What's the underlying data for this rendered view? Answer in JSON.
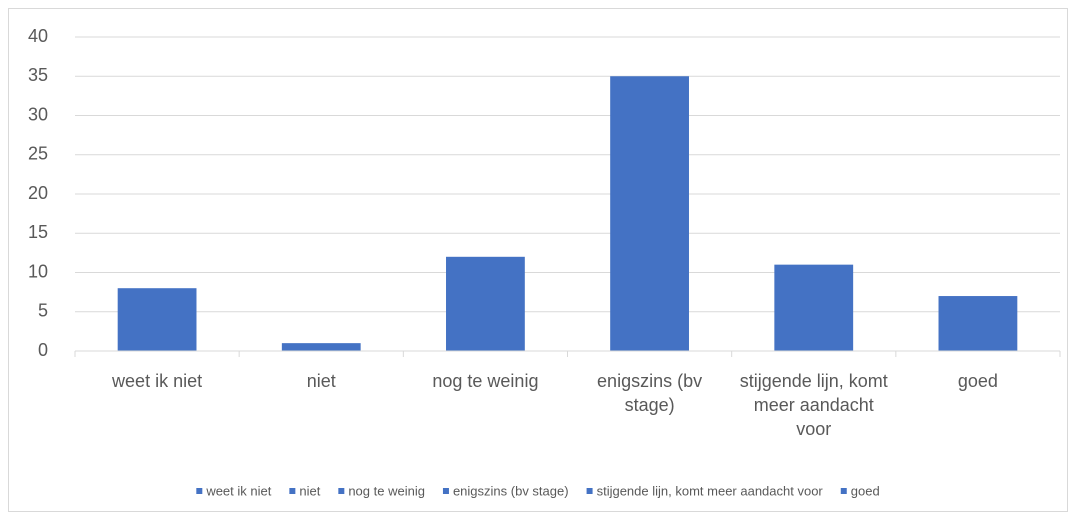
{
  "chart_data": {
    "type": "bar",
    "categories": [
      "weet ik niet",
      "niet",
      "nog te weinig",
      "enigszins (bv stage)",
      "stijgende lijn, komt meer aandacht voor",
      "goed"
    ],
    "values": [
      8,
      1,
      12,
      35,
      11,
      7
    ],
    "color": "#4472c4",
    "ylim": [
      0,
      40
    ],
    "yticks": [
      0,
      5,
      10,
      15,
      20,
      25,
      30,
      35,
      40
    ],
    "grid": true,
    "legend": "bottom"
  }
}
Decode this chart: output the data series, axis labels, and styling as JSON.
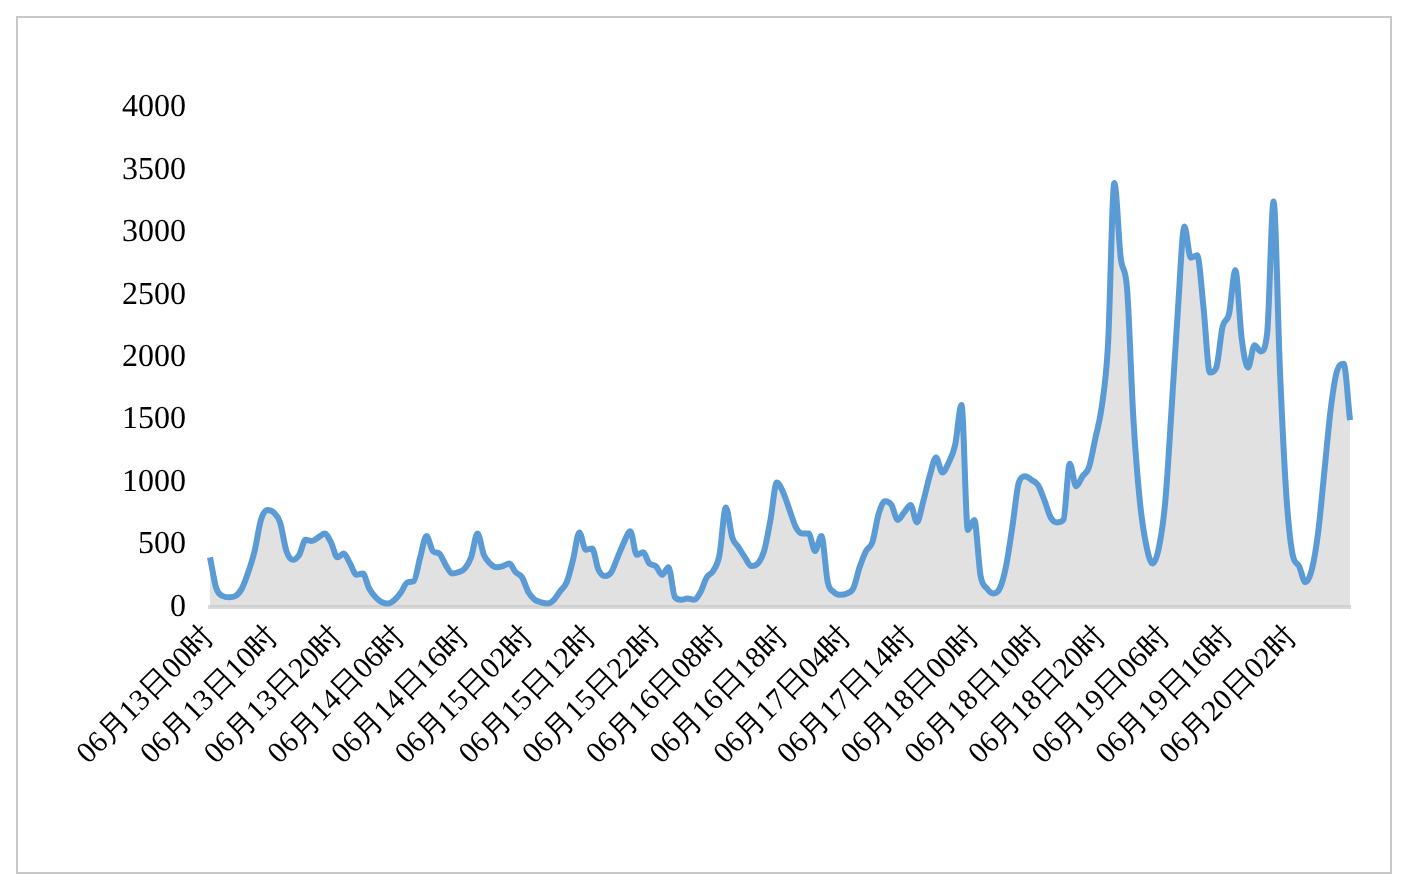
{
  "chart_data": {
    "type": "area",
    "categories": [
      "06月13日00时",
      null,
      null,
      null,
      null,
      null,
      null,
      null,
      null,
      null,
      "06月13日10时",
      null,
      null,
      null,
      null,
      null,
      null,
      null,
      null,
      null,
      "06月13日20时",
      null,
      null,
      null,
      null,
      null,
      null,
      null,
      null,
      null,
      "06月14日06时",
      null,
      null,
      null,
      null,
      null,
      null,
      null,
      null,
      null,
      "06月14日16时",
      null,
      null,
      null,
      null,
      null,
      null,
      null,
      null,
      null,
      "06月15日02时",
      null,
      null,
      null,
      null,
      null,
      null,
      null,
      null,
      null,
      "06月15日12时",
      null,
      null,
      null,
      null,
      null,
      null,
      null,
      null,
      null,
      "06月15日22时",
      null,
      null,
      null,
      null,
      null,
      null,
      null,
      null,
      null,
      "06月16日08时",
      null,
      null,
      null,
      null,
      null,
      null,
      null,
      null,
      null,
      "06月16日18时",
      null,
      null,
      null,
      null,
      null,
      null,
      null,
      null,
      null,
      "06月17日04时",
      null,
      null,
      null,
      null,
      null,
      null,
      null,
      null,
      null,
      "06月17日14时",
      null,
      null,
      null,
      null,
      null,
      null,
      null,
      null,
      null,
      "06月18日00时",
      null,
      null,
      null,
      null,
      null,
      null,
      null,
      null,
      null,
      "06月18日10时",
      null,
      null,
      null,
      null,
      null,
      null,
      null,
      null,
      null,
      "06月18日20时",
      null,
      null,
      null,
      null,
      null,
      null,
      null,
      null,
      null,
      "06月19日06时",
      null,
      null,
      null,
      null,
      null,
      null,
      null,
      null,
      null,
      "06月19日16时",
      null,
      null,
      null,
      null,
      null,
      null,
      null,
      null,
      null,
      "06月20日02时",
      null,
      null,
      null,
      null,
      null,
      null,
      null,
      null,
      null
    ],
    "series": [
      {
        "color": "#5b9bd5",
        "values": [
          400,
          150,
          90,
          80,
          90,
          150,
          280,
          450,
          700,
          780,
          760,
          680,
          450,
          380,
          420,
          540,
          530,
          560,
          590,
          520,
          400,
          430,
          350,
          260,
          270,
          150,
          80,
          40,
          30,
          60,
          120,
          200,
          210,
          400,
          570,
          450,
          430,
          340,
          270,
          280,
          310,
          400,
          590,
          420,
          350,
          320,
          330,
          350,
          280,
          240,
          120,
          60,
          40,
          30,
          60,
          130,
          200,
          380,
          600,
          460,
          470,
          300,
          250,
          280,
          400,
          520,
          610,
          420,
          440,
          350,
          330,
          260,
          320,
          80,
          60,
          70,
          60,
          120,
          240,
          290,
          420,
          800,
          560,
          480,
          400,
          330,
          350,
          450,
          700,
          1000,
          920,
          780,
          640,
          590,
          590,
          450,
          570,
          200,
          120,
          100,
          110,
          150,
          320,
          450,
          520,
          750,
          850,
          820,
          700,
          760,
          820,
          680,
          850,
          1050,
          1200,
          1080,
          1160,
          1300,
          1620,
          620,
          700,
          250,
          150,
          110,
          150,
          330,
          650,
          1000,
          1050,
          1020,
          980,
          860,
          720,
          680,
          700,
          1150,
          970,
          1050,
          1120,
          1350,
          1600,
          2100,
          3400,
          2800,
          2550,
          1500,
          850,
          500,
          350,
          480,
          850,
          1600,
          2400,
          3050,
          2800,
          2820,
          2400,
          1880,
          1920,
          2250,
          2350,
          2700,
          2150,
          1920,
          2100,
          2050,
          2200,
          3250,
          1900,
          900,
          420,
          330,
          200,
          300,
          600,
          1100,
          1600,
          1900,
          1950,
          1500
        ]
      }
    ],
    "ylim": [
      0,
      4000
    ],
    "yticks": [
      0,
      500,
      1000,
      1500,
      2000,
      2500,
      3000,
      3500,
      4000
    ],
    "grid": false,
    "legend": false
  }
}
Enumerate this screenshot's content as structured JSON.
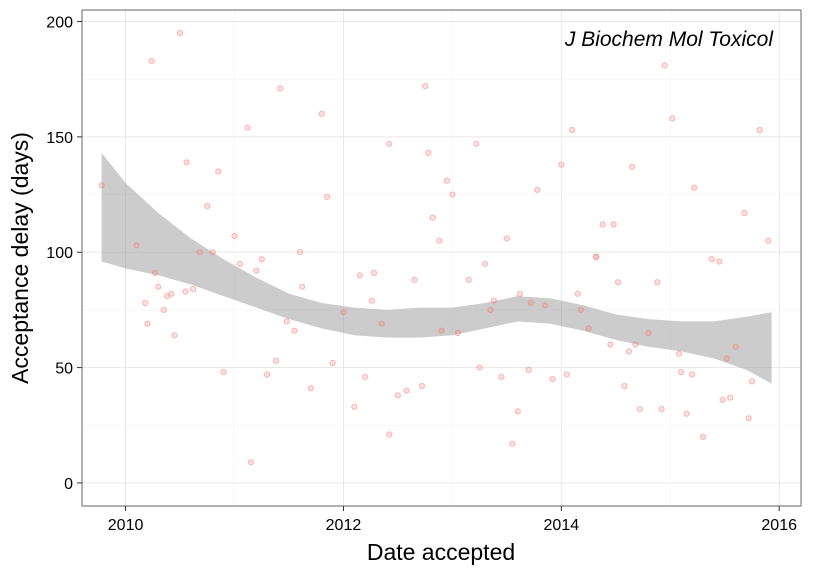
{
  "chart_data": {
    "type": "scatter",
    "title": "",
    "annotation": "J Biochem Mol Toxicol",
    "xlabel": "Date accepted",
    "ylabel": "Acceptance delay (days)",
    "xlim": [
      2009.6,
      2016.2
    ],
    "ylim": [
      -10,
      205
    ],
    "x_ticks": [
      2010,
      2012,
      2014,
      2016
    ],
    "y_ticks": [
      0,
      50,
      100,
      150,
      200
    ],
    "grid": true,
    "point_color": "#f8766d",
    "point_alpha": 0.35,
    "smooth": {
      "method": "loess",
      "fill_color": "#999999",
      "x": [
        2009.78,
        2010.0,
        2010.3,
        2010.6,
        2010.9,
        2011.2,
        2011.5,
        2011.8,
        2012.1,
        2012.4,
        2012.7,
        2013.0,
        2013.3,
        2013.6,
        2013.9,
        2014.2,
        2014.5,
        2014.8,
        2015.1,
        2015.4,
        2015.7,
        2015.93
      ],
      "upper": [
        143,
        130,
        117,
        106,
        97,
        89,
        82,
        78,
        76,
        75,
        76,
        76,
        78,
        81,
        80,
        77,
        73,
        71,
        70,
        70,
        72,
        74
      ],
      "lower": [
        96,
        93,
        90,
        86,
        81,
        76,
        71,
        67,
        64,
        63,
        63,
        64,
        67,
        70,
        69,
        66,
        62,
        59,
        57,
        54,
        49,
        43
      ]
    },
    "x": [
      2009.78,
      2010.1,
      2010.18,
      2010.24,
      2010.3,
      2010.35,
      2010.38,
      2010.42,
      2010.45,
      2010.5,
      2010.56,
      2010.62,
      2010.68,
      2010.75,
      2010.8,
      2010.85,
      2010.9,
      2011.0,
      2011.05,
      2011.12,
      2011.15,
      2011.2,
      2011.3,
      2011.38,
      2011.42,
      2011.48,
      2011.55,
      2011.6,
      2011.7,
      2011.8,
      2011.9,
      2012.0,
      2012.1,
      2012.2,
      2012.28,
      2012.35,
      2012.42,
      2012.5,
      2012.58,
      2012.65,
      2012.72,
      2012.78,
      2012.82,
      2012.88,
      2012.95,
      2013.05,
      2013.15,
      2013.22,
      2013.3,
      2013.38,
      2013.45,
      2013.5,
      2013.55,
      2013.62,
      2013.7,
      2013.78,
      2013.85,
      2013.92,
      2014.0,
      2014.05,
      2014.1,
      2014.18,
      2014.25,
      2014.32,
      2014.38,
      2014.45,
      2014.52,
      2014.58,
      2014.65,
      2014.72,
      2014.8,
      2014.88,
      2014.95,
      2015.02,
      2015.1,
      2015.15,
      2015.22,
      2015.3,
      2015.38,
      2015.45,
      2015.52,
      2015.6,
      2015.68,
      2015.75,
      2015.82,
      2015.9,
      2010.2,
      2010.27,
      2010.55,
      2011.25,
      2011.62,
      2012.75,
      2013.0,
      2013.6,
      2014.32,
      2014.92,
      2015.08,
      2015.72,
      2012.26,
      2012.42,
      2013.35,
      2014.48,
      2014.68,
      2015.2,
      2015.48,
      2011.85,
      2012.15,
      2012.9,
      2013.25,
      2014.15,
      2014.62,
      2015.55,
      2013.72
    ],
    "y": [
      129,
      103,
      78,
      183,
      85,
      75,
      81,
      82,
      64,
      195,
      139,
      84,
      100,
      120,
      100,
      135,
      48,
      107,
      95,
      154,
      9,
      92,
      47,
      53,
      171,
      70,
      66,
      100,
      41,
      160,
      52,
      74,
      33,
      46,
      91,
      69,
      147,
      38,
      40,
      88,
      42,
      143,
      115,
      105,
      131,
      65,
      88,
      147,
      95,
      79,
      46,
      106,
      17,
      82,
      49,
      127,
      77,
      45,
      138,
      47,
      153,
      75,
      67,
      98,
      112,
      60,
      87,
      42,
      137,
      32,
      65,
      87,
      181,
      158,
      48,
      30,
      128,
      20,
      97,
      96,
      54,
      59,
      117,
      44,
      153,
      105,
      69,
      91,
      83,
      97,
      85,
      172,
      125,
      31,
      98,
      32,
      56,
      28,
      79,
      21,
      75,
      112,
      60,
      47,
      36,
      124,
      90,
      66,
      50,
      82,
      57,
      37,
      78
    ]
  }
}
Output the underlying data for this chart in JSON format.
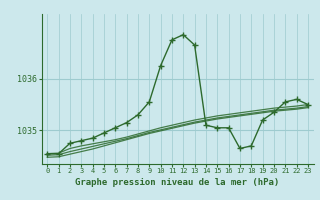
{
  "title": "Graphe pression niveau de la mer (hPa)",
  "background_color": "#cce8ec",
  "line_color": "#2d6a2d",
  "grid_color": "#9ecbcf",
  "x_ticks": [
    0,
    1,
    2,
    3,
    4,
    5,
    6,
    7,
    8,
    9,
    10,
    11,
    12,
    13,
    14,
    15,
    16,
    17,
    18,
    19,
    20,
    21,
    22,
    23
  ],
  "yticks": [
    1035,
    1036
  ],
  "ylim": [
    1034.35,
    1037.25
  ],
  "xlim": [
    -0.5,
    23.5
  ],
  "series": {
    "main": {
      "x": [
        0,
        1,
        2,
        3,
        4,
        5,
        6,
        7,
        8,
        9,
        10,
        11,
        12,
        13,
        14,
        15,
        16,
        17,
        18,
        19,
        20,
        21,
        22,
        23
      ],
      "y": [
        1034.55,
        1034.55,
        1034.75,
        1034.8,
        1034.85,
        1034.95,
        1035.05,
        1035.15,
        1035.3,
        1035.55,
        1036.25,
        1036.75,
        1036.85,
        1036.65,
        1035.1,
        1035.05,
        1035.05,
        1034.65,
        1034.7,
        1035.2,
        1035.35,
        1035.55,
        1035.6,
        1035.5
      ]
    },
    "smooth1": {
      "x": [
        0,
        1,
        2,
        3,
        4,
        5,
        6,
        7,
        8,
        9,
        10,
        11,
        12,
        13,
        14,
        15,
        16,
        17,
        18,
        19,
        20,
        21,
        22,
        23
      ],
      "y": [
        1034.55,
        1034.56,
        1034.65,
        1034.7,
        1034.74,
        1034.78,
        1034.82,
        1034.87,
        1034.93,
        1034.99,
        1035.05,
        1035.1,
        1035.15,
        1035.2,
        1035.24,
        1035.28,
        1035.31,
        1035.34,
        1035.37,
        1035.4,
        1035.43,
        1035.45,
        1035.47,
        1035.5
      ]
    },
    "smooth2": {
      "x": [
        0,
        1,
        2,
        3,
        4,
        5,
        6,
        7,
        8,
        9,
        10,
        11,
        12,
        13,
        14,
        15,
        16,
        17,
        18,
        19,
        20,
        21,
        22,
        23
      ],
      "y": [
        1034.52,
        1034.53,
        1034.59,
        1034.64,
        1034.69,
        1034.74,
        1034.79,
        1034.84,
        1034.9,
        1034.96,
        1035.01,
        1035.06,
        1035.11,
        1035.16,
        1035.2,
        1035.24,
        1035.27,
        1035.3,
        1035.33,
        1035.36,
        1035.39,
        1035.41,
        1035.43,
        1035.46
      ]
    },
    "smooth3": {
      "x": [
        0,
        1,
        2,
        3,
        4,
        5,
        6,
        7,
        8,
        9,
        10,
        11,
        12,
        13,
        14,
        15,
        16,
        17,
        18,
        19,
        20,
        21,
        22,
        23
      ],
      "y": [
        1034.48,
        1034.49,
        1034.54,
        1034.59,
        1034.64,
        1034.7,
        1034.76,
        1034.82,
        1034.88,
        1034.94,
        1034.99,
        1035.04,
        1035.09,
        1035.14,
        1035.18,
        1035.22,
        1035.25,
        1035.28,
        1035.31,
        1035.34,
        1035.37,
        1035.39,
        1035.41,
        1035.44
      ]
    }
  },
  "figsize": [
    3.2,
    2.0
  ],
  "dpi": 100
}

Exercise requirements: Identify all lines in the records above with the word "underlying".

Reply:
What's the underlying data for this rendered view? Answer in JSON.
Output the underlying data for this chart in JSON format.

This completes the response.